[SET PROBLEM]:
Gather up all lines that carry the word "this".

[Extracted data entries]:
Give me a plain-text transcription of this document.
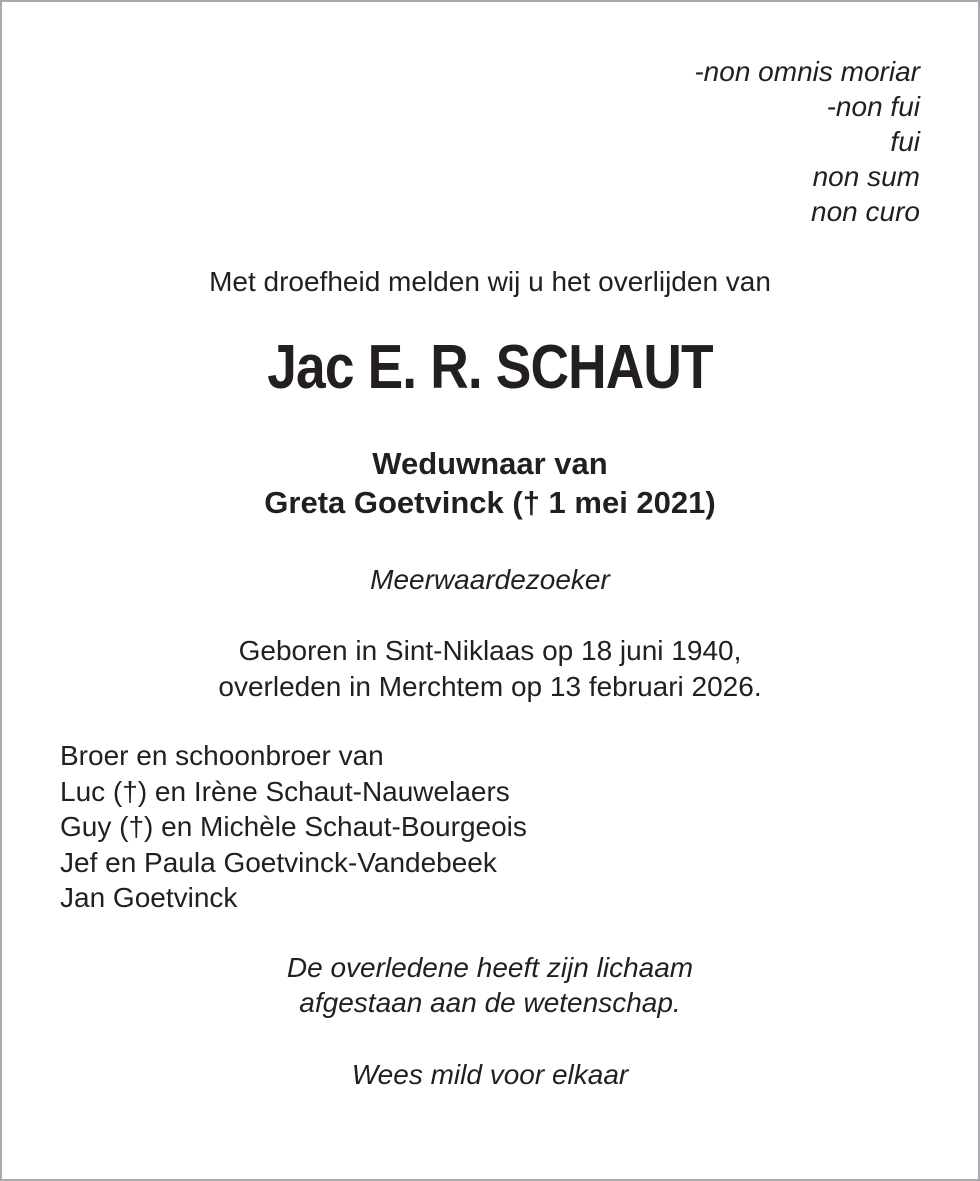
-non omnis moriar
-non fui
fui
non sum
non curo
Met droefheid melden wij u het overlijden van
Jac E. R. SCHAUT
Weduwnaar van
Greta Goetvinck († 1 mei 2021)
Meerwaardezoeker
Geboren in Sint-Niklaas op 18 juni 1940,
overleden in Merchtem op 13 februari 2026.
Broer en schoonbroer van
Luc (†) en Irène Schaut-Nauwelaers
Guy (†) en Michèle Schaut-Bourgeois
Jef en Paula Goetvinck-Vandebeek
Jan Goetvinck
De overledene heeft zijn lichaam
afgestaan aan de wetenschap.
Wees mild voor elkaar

---

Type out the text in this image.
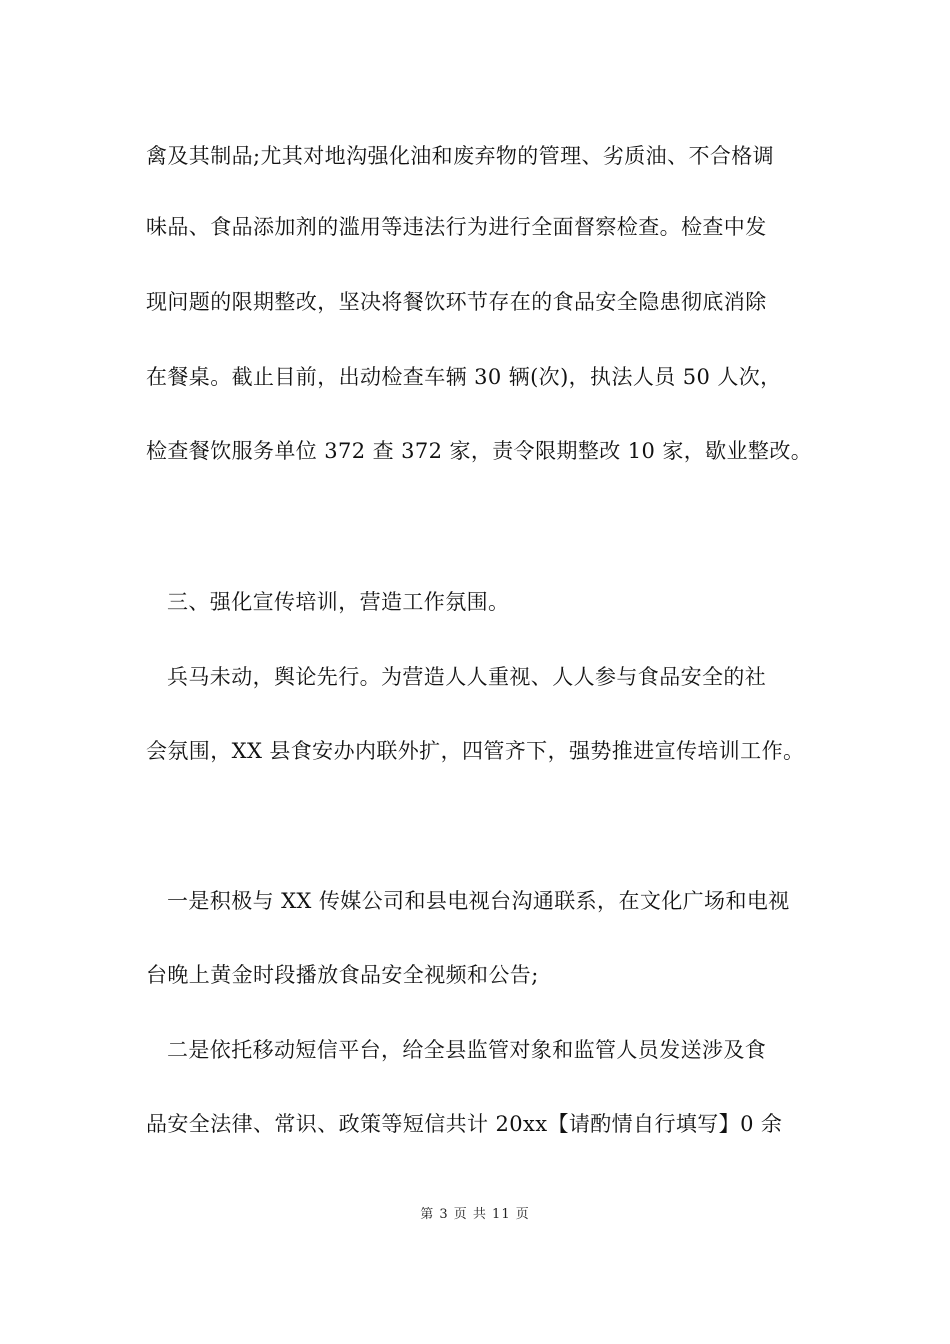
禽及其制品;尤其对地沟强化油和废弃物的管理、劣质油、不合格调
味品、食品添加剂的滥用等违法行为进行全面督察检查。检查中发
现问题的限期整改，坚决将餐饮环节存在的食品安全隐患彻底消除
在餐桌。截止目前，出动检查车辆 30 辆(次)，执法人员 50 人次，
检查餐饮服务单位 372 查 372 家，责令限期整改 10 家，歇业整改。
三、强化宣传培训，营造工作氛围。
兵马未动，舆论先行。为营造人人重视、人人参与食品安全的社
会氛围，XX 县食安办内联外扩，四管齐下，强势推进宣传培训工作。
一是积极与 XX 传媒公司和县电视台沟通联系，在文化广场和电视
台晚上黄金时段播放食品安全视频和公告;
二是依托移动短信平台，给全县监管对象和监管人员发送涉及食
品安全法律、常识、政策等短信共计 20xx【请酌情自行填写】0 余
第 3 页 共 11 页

[FULL OUTPUT]:
Give me a plain-text transcription of this document.
Type out the text in this image.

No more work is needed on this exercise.